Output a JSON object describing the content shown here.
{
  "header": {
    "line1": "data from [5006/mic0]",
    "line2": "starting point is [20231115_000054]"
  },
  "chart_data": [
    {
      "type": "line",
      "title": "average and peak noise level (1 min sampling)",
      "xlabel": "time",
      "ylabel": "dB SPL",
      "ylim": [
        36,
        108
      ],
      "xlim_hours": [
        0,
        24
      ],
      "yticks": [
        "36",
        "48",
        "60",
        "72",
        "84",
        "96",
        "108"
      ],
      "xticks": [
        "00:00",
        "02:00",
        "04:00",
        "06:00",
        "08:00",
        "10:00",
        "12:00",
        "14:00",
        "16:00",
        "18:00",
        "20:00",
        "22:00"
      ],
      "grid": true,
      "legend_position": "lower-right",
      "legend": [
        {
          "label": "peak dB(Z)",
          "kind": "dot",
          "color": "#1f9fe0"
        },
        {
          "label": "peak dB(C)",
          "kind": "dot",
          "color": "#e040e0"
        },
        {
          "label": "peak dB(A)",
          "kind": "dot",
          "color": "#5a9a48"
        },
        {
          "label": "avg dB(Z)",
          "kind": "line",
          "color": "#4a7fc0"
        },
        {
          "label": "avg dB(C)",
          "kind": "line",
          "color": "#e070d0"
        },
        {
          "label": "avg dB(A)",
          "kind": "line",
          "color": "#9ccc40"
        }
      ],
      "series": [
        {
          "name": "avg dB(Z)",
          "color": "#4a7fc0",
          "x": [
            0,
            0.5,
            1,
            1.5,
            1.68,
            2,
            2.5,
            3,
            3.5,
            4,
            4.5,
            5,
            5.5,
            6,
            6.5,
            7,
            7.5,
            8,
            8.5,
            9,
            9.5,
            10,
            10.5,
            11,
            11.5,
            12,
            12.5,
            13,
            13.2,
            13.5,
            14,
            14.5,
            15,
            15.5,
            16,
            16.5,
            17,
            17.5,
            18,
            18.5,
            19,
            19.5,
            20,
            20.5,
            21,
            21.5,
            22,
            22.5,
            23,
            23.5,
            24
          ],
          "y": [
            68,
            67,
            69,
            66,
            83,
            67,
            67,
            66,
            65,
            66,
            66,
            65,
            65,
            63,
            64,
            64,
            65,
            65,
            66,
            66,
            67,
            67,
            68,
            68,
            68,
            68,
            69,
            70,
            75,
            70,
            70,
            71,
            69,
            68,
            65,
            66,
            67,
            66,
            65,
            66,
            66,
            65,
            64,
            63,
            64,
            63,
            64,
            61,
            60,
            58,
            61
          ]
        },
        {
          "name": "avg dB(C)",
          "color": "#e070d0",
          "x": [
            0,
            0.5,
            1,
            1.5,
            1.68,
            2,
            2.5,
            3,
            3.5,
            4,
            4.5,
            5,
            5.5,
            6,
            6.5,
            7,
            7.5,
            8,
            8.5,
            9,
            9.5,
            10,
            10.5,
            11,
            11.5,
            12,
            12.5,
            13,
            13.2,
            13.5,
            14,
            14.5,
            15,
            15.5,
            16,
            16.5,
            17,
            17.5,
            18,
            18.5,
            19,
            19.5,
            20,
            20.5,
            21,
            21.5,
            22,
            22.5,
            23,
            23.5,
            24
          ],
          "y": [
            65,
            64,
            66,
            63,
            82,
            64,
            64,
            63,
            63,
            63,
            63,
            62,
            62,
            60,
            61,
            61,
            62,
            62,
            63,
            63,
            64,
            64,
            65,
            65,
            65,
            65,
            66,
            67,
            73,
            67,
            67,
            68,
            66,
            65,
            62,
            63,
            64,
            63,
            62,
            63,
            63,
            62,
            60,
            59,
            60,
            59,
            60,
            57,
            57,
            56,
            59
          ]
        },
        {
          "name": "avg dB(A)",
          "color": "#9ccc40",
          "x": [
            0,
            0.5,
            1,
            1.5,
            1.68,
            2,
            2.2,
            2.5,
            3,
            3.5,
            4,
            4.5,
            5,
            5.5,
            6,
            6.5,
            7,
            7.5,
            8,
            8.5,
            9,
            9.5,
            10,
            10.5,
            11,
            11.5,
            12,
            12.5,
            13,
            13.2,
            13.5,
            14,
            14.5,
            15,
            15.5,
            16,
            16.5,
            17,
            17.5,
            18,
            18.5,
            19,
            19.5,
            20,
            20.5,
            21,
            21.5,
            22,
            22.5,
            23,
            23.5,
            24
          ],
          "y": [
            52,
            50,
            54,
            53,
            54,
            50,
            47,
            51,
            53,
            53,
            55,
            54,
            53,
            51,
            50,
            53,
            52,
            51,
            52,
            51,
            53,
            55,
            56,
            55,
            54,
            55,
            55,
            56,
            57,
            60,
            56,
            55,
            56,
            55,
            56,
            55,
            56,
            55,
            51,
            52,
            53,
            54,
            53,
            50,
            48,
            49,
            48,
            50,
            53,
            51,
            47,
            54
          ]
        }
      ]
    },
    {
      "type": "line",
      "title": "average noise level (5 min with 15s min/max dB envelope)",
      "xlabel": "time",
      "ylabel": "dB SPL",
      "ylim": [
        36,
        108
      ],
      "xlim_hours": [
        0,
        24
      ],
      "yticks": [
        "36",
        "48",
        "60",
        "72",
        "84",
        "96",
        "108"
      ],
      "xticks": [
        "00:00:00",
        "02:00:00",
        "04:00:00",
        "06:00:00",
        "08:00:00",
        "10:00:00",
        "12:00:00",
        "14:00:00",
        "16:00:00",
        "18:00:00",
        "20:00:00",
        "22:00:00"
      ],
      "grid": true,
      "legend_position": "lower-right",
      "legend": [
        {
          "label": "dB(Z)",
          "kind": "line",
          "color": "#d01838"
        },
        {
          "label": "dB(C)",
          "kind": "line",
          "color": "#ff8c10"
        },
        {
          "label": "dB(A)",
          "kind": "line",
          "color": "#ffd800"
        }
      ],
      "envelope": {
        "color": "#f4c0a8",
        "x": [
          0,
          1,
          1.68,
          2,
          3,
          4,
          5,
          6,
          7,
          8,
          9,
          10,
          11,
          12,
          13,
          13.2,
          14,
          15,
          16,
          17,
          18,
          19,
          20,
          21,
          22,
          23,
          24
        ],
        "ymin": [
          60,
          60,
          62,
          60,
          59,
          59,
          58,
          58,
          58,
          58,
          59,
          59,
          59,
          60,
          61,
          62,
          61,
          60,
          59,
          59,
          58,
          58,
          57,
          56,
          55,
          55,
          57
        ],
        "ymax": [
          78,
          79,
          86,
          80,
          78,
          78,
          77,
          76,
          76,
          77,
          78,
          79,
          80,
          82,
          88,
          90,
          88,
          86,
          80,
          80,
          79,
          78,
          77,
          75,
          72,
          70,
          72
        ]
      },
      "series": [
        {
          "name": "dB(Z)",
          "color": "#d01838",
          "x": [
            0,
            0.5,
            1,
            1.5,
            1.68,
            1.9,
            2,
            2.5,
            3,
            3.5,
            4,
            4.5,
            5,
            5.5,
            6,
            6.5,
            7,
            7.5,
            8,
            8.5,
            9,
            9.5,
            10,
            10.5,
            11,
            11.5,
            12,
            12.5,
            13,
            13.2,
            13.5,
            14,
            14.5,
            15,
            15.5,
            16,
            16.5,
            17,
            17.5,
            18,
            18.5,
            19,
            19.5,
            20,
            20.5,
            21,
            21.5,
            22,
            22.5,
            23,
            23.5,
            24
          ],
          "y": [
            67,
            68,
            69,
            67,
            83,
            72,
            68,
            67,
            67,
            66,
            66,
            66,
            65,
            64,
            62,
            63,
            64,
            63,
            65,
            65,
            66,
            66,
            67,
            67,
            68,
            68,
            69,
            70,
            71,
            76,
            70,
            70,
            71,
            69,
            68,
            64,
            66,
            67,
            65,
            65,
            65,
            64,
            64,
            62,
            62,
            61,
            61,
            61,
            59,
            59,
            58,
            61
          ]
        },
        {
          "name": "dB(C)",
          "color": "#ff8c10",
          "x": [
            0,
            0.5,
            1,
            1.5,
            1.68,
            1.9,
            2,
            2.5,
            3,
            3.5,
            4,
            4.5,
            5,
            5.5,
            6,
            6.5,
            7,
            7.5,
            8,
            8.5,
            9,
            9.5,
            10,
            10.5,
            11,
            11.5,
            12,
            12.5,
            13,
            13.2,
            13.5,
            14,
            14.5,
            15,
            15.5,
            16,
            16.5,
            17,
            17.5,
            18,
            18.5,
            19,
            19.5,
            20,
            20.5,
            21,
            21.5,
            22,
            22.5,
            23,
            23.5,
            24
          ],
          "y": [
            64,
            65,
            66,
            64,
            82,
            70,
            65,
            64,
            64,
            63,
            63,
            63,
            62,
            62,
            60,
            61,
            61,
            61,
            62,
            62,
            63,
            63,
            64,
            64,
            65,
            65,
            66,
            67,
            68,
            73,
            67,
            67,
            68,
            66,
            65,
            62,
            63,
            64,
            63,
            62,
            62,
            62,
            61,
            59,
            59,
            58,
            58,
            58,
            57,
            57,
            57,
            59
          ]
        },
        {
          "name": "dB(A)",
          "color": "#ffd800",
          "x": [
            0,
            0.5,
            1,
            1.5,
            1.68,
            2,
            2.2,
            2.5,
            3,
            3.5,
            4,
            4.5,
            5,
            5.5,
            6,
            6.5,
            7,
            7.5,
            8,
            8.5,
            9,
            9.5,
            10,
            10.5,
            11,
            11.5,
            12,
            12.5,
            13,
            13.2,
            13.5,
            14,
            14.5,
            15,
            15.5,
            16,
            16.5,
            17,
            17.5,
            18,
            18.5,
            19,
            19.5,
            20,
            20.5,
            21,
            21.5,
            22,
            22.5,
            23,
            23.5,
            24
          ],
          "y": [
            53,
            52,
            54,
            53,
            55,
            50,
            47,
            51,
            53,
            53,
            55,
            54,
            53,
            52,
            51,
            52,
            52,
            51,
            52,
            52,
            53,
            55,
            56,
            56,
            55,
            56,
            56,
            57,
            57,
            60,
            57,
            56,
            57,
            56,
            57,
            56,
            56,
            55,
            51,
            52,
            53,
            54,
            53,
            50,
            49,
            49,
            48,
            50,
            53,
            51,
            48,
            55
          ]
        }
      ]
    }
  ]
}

_Your objective_
Find each line that has the word "name", then copy it out.

_Answer to this problem_
          "name": "avg dB(Z)",
          "name": "avg dB(C)",
          "name": "avg dB(A)",
          "name": "dB(Z)",
          "name": "dB(C)",
          "name": "dB(A)",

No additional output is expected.